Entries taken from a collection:
━━━━━━

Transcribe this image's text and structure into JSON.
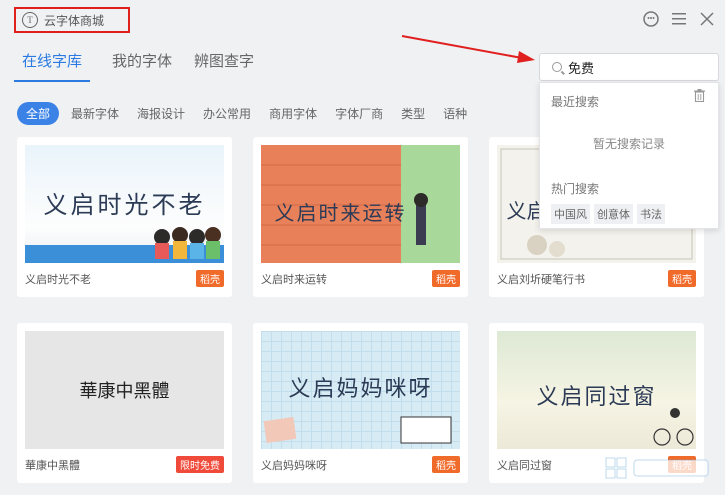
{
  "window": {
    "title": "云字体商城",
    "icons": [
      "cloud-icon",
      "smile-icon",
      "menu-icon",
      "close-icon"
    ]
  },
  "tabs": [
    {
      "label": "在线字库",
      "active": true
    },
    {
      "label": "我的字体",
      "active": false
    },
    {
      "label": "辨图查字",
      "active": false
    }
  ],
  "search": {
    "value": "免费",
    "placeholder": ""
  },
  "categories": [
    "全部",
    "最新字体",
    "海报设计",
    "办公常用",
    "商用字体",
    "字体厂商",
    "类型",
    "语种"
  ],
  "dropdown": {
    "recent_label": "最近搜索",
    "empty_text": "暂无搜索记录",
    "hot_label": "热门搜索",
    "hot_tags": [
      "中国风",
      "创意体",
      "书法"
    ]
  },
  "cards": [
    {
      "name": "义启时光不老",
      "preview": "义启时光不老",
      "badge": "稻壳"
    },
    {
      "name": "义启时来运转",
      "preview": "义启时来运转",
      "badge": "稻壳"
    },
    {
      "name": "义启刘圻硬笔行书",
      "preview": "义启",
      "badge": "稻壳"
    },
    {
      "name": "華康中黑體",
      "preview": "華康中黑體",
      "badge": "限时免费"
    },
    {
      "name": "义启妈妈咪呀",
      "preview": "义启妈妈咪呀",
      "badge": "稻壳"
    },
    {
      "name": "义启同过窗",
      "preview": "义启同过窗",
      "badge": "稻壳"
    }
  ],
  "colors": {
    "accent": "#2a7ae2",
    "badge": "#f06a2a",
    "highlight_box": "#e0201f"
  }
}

━━━━━━

Leave out the pictures and retype every line above exactly.

Transcribe this image's text and structure into JSON.
{
  "window": {
    "title": "云字体商城",
    "icons": [
      "cloud-icon",
      "smile-icon",
      "menu-icon",
      "close-icon"
    ]
  },
  "tabs": [
    {
      "label": "在线字库",
      "active": true
    },
    {
      "label": "我的字体",
      "active": false
    },
    {
      "label": "辨图查字",
      "active": false
    }
  ],
  "search": {
    "value": "免费",
    "placeholder": ""
  },
  "categories": [
    "全部",
    "最新字体",
    "海报设计",
    "办公常用",
    "商用字体",
    "字体厂商",
    "类型",
    "语种"
  ],
  "dropdown": {
    "recent_label": "最近搜索",
    "empty_text": "暂无搜索记录",
    "hot_label": "热门搜索",
    "hot_tags": [
      "中国风",
      "创意体",
      "书法"
    ]
  },
  "cards": [
    {
      "name": "义启时光不老",
      "preview": "义启时光不老",
      "badge": "稻壳"
    },
    {
      "name": "义启时来运转",
      "preview": "义启时来运转",
      "badge": "稻壳"
    },
    {
      "name": "义启刘圻硬笔行书",
      "preview": "义启",
      "badge": "稻壳"
    },
    {
      "name": "華康中黑體",
      "preview": "華康中黑體",
      "badge": "限时免费"
    },
    {
      "name": "义启妈妈咪呀",
      "preview": "义启妈妈咪呀",
      "badge": "稻壳"
    },
    {
      "name": "义启同过窗",
      "preview": "义启同过窗",
      "badge": "稻壳"
    }
  ],
  "colors": {
    "accent": "#2a7ae2",
    "badge": "#f06a2a",
    "highlight_box": "#e0201f"
  }
}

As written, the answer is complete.